DATA PROVIDED.
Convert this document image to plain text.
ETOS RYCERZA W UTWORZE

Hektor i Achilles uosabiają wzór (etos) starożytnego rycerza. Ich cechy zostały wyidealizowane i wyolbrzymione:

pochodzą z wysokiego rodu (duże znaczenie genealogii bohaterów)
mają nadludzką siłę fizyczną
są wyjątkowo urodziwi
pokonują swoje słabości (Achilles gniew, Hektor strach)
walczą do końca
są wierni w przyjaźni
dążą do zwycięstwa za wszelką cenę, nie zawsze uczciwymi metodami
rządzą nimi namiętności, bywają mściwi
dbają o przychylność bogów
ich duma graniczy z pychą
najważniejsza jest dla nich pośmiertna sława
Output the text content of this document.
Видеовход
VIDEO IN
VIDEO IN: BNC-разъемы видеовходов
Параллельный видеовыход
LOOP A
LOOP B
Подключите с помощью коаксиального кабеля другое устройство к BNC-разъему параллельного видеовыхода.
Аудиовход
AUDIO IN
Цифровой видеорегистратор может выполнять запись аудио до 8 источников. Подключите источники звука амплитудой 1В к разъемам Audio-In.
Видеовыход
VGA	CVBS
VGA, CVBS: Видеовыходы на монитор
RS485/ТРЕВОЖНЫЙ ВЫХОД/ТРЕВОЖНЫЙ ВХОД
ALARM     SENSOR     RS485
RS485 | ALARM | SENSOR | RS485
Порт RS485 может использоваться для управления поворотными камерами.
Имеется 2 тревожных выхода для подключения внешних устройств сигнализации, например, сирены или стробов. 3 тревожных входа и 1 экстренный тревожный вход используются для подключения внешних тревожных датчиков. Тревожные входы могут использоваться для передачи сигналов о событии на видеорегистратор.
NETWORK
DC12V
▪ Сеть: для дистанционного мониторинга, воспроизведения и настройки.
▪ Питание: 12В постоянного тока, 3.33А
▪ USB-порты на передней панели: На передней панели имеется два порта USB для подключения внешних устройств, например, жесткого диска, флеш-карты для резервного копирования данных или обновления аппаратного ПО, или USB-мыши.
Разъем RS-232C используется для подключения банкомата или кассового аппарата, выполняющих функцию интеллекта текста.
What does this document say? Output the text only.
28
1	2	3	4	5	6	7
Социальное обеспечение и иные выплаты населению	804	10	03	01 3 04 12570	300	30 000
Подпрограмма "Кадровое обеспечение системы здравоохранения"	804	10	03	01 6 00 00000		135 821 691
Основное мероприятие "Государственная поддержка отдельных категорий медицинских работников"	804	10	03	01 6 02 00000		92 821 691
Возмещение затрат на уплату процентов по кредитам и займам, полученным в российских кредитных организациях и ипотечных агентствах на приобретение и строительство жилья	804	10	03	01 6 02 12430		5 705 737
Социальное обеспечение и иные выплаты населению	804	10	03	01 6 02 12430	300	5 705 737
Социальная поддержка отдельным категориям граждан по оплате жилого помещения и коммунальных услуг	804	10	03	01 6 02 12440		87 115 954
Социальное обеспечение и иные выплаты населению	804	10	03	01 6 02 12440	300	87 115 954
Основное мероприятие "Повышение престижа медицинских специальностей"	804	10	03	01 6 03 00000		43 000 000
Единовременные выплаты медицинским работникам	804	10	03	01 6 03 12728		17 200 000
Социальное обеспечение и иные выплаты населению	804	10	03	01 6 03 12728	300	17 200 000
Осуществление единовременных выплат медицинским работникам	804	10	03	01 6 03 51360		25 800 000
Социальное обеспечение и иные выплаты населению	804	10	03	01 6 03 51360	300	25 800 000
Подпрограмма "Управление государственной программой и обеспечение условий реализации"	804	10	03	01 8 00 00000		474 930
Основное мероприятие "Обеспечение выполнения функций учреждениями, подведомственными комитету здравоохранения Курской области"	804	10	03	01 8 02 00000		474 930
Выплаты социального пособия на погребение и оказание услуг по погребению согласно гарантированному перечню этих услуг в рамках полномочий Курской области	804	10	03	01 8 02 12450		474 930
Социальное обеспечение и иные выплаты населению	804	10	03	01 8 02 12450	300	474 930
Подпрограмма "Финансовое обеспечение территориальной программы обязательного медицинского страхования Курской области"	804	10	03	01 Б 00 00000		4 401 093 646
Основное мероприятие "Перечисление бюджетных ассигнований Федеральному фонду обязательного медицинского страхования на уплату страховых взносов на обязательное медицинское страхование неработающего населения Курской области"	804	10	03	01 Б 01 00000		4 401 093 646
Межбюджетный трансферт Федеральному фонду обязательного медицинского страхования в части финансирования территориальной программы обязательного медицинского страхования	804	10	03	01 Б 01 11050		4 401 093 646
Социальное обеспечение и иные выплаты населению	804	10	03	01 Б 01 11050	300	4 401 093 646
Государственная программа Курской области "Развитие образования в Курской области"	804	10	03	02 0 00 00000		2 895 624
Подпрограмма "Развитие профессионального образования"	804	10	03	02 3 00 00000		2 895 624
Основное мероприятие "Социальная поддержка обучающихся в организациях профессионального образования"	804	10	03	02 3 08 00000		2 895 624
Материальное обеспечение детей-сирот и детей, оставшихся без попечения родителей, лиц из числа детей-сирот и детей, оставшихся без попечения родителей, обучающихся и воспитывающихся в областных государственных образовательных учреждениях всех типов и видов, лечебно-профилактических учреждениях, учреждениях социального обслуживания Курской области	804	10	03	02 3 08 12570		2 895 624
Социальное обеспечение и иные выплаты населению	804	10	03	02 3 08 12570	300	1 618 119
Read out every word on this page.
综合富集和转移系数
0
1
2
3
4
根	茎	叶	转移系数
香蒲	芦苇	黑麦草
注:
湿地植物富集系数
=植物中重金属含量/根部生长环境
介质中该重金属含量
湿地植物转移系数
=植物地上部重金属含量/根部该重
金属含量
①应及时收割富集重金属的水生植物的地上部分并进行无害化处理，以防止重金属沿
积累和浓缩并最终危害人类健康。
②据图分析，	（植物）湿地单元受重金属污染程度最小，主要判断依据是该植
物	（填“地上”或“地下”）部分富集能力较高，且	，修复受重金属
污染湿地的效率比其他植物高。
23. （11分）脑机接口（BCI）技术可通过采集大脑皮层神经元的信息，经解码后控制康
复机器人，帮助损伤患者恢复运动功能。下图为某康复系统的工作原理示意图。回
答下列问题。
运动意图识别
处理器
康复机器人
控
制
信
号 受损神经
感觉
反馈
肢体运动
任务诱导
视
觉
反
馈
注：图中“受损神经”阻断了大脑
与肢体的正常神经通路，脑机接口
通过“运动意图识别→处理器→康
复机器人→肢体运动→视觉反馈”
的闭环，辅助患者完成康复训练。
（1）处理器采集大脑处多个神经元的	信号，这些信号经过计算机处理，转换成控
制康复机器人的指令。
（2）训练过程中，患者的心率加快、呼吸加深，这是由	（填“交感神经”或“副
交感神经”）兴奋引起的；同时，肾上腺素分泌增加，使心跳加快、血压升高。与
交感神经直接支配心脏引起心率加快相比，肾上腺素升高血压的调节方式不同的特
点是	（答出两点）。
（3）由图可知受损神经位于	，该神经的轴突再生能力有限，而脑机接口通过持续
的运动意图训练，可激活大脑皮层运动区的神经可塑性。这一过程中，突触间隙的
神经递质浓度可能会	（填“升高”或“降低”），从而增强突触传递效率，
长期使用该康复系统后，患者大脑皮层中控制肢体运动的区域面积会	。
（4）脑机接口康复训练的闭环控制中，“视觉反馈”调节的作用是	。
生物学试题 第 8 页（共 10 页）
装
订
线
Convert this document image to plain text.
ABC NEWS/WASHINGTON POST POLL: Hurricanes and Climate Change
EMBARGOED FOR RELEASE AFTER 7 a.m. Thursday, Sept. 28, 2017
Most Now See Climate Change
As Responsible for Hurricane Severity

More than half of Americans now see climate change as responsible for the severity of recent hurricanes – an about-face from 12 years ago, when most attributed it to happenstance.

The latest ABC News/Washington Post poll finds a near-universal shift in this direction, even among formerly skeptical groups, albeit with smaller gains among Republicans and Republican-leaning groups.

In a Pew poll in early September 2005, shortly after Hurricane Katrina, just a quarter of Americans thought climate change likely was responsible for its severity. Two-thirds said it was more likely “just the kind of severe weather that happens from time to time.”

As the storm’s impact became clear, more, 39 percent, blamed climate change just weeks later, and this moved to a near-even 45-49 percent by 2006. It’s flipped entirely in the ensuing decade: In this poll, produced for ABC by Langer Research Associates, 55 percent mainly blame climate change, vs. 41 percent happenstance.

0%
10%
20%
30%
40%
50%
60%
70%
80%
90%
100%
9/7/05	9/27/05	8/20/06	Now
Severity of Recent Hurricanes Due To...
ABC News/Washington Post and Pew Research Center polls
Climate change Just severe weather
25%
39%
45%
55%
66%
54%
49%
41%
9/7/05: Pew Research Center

PROBLEM TO SOLVE. Each line with the string "document" in it needs to be found and copied.

WORKED SOLUTION.
Convert this document image to plain text.
Output the text content of this document.
What does this document say? Output the text only.
Convert this document image to plain text.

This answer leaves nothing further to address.